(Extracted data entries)

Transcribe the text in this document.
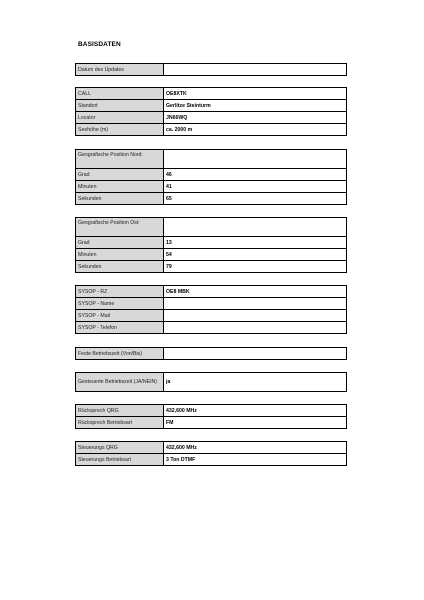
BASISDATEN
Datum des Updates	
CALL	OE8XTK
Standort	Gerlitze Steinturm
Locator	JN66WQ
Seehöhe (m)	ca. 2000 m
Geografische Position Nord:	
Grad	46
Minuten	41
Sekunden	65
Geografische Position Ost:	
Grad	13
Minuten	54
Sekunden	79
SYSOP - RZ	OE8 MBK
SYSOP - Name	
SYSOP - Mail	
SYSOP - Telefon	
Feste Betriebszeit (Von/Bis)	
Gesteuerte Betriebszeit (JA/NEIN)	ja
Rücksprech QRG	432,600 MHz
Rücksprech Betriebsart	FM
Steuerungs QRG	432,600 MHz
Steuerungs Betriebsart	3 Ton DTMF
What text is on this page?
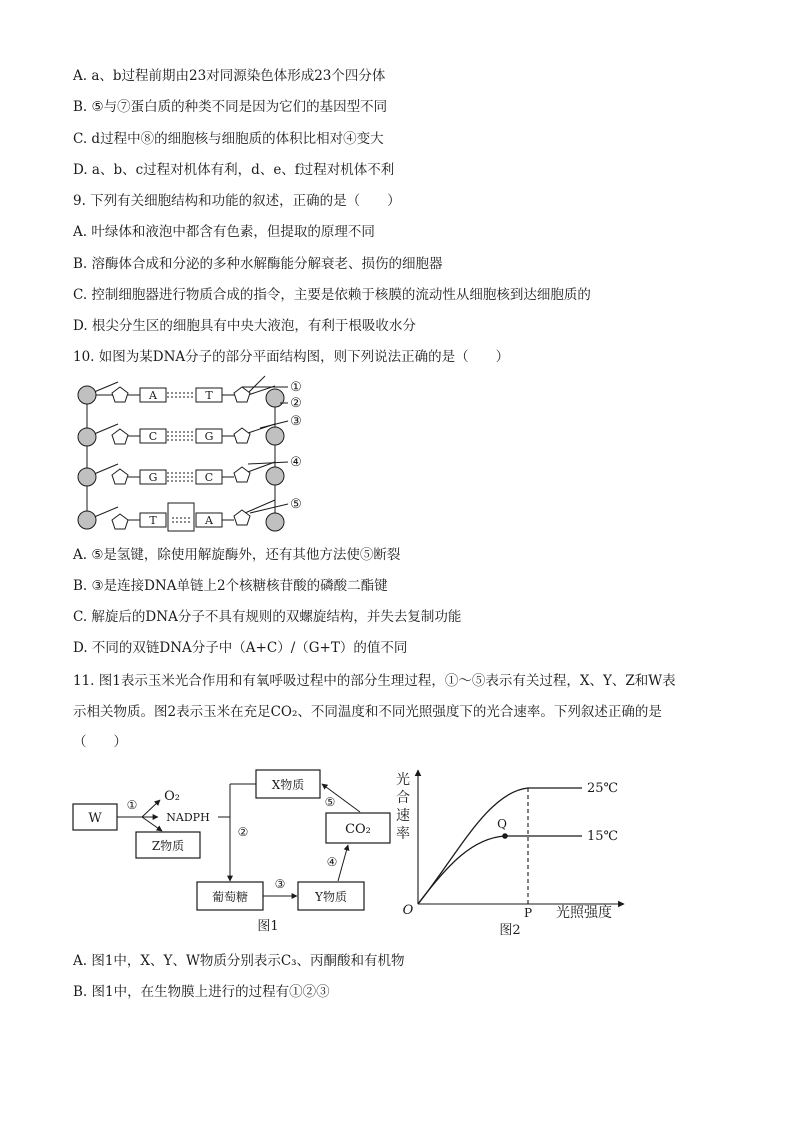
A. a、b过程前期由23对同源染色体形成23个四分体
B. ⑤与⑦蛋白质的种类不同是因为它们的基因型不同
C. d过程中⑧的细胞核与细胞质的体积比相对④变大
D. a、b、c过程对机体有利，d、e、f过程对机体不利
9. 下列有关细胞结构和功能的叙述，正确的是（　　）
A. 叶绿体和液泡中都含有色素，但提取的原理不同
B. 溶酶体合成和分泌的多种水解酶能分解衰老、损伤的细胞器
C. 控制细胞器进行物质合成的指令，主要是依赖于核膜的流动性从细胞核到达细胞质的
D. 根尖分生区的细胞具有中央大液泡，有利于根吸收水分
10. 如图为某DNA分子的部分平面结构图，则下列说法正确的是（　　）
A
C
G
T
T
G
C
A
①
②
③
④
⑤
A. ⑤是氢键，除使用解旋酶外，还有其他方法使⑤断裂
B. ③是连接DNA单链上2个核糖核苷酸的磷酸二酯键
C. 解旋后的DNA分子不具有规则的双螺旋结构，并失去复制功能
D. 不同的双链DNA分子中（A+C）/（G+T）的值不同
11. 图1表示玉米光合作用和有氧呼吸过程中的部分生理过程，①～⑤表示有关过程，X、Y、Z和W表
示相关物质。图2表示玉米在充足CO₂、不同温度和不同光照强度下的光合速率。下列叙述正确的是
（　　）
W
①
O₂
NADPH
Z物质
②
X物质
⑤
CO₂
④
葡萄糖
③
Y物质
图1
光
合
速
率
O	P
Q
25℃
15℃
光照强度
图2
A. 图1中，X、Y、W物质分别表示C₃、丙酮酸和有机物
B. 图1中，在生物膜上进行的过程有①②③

---

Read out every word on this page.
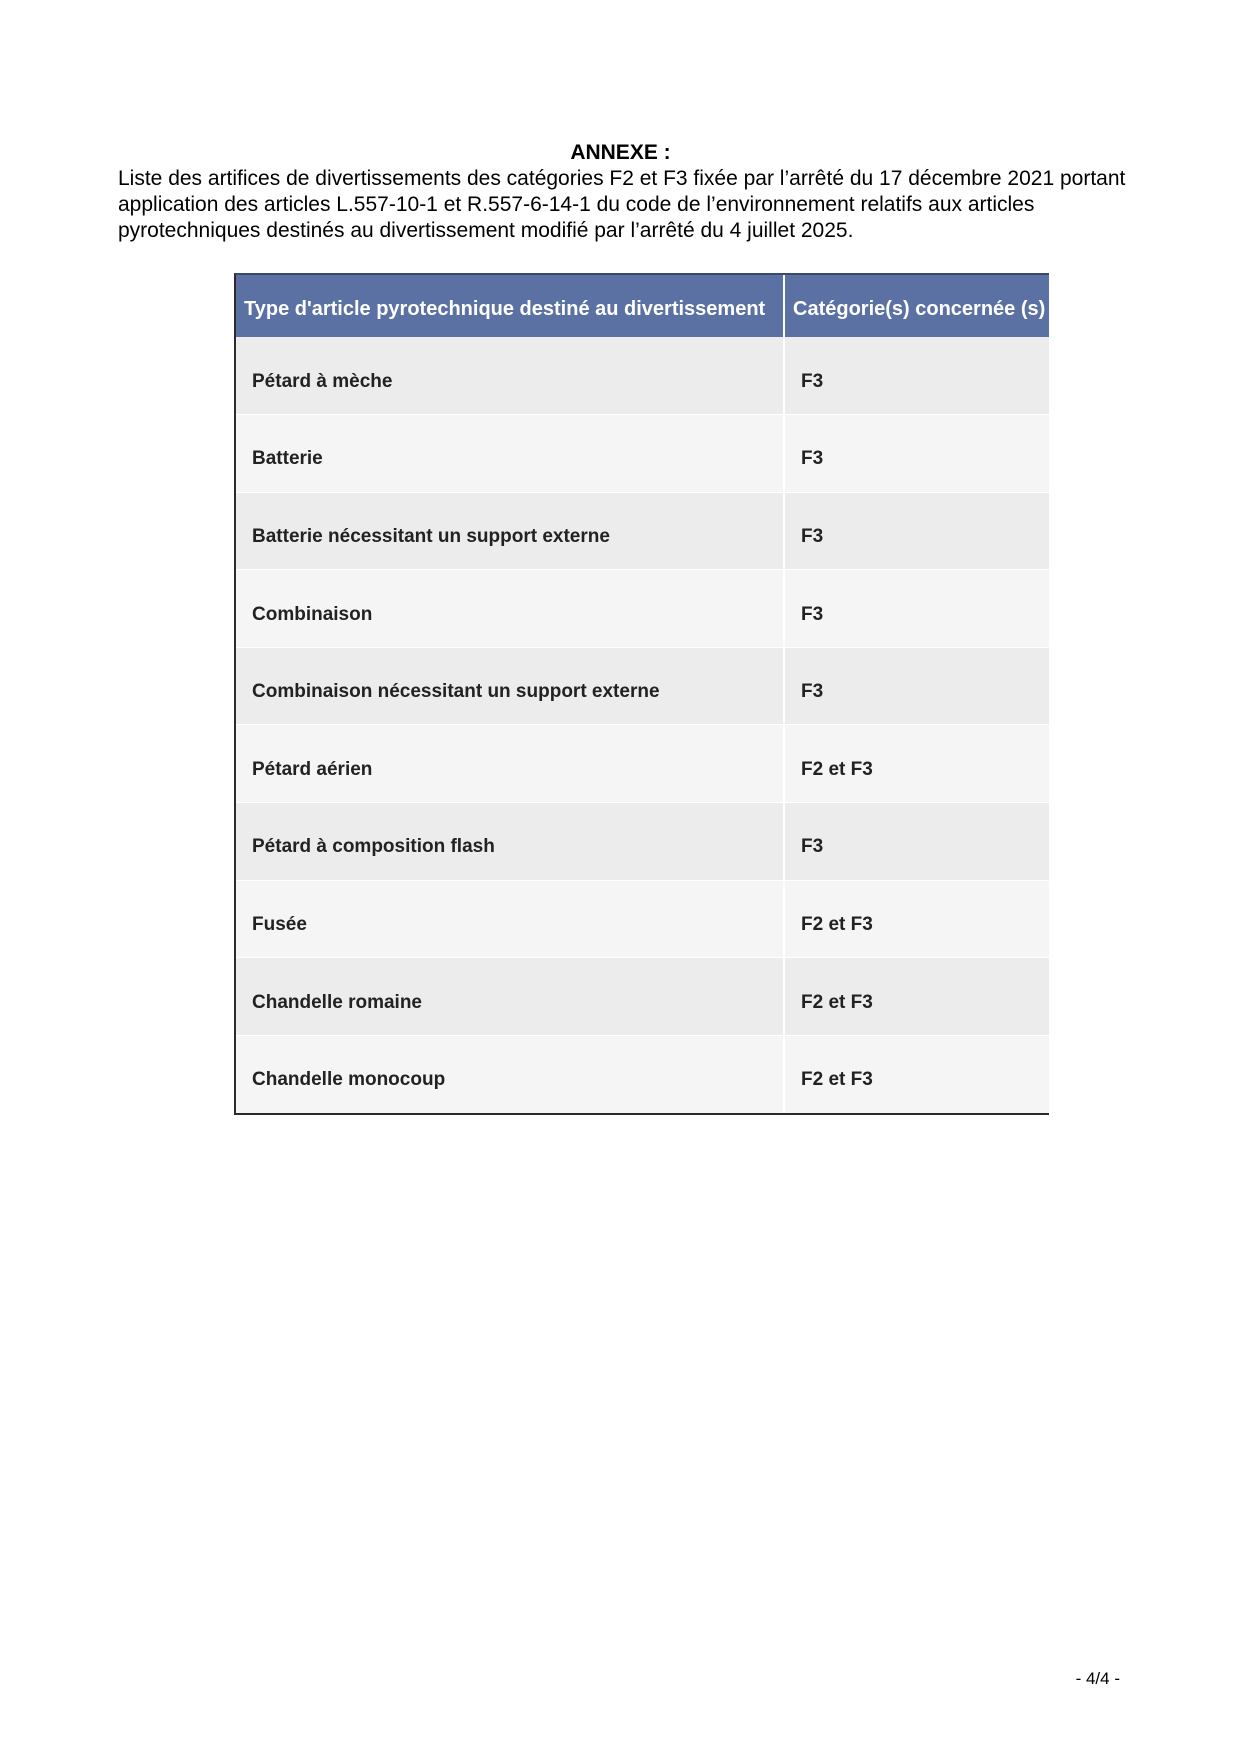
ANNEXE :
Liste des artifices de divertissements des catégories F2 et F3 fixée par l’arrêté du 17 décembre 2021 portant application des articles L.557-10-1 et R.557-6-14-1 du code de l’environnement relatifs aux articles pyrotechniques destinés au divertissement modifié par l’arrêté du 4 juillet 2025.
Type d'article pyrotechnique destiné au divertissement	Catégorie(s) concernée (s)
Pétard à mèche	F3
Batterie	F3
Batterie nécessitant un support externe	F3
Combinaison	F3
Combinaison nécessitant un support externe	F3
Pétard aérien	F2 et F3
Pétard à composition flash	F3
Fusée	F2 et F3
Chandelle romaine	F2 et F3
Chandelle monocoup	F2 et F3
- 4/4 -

> _Aim of the exercise_: Gather up every line from the listing above in which the word "Betriebsart" occurs.

> _The result_:
Rücksprech Betriebsart	FM
Steuerungs Betriebsart	3 Ton DTMF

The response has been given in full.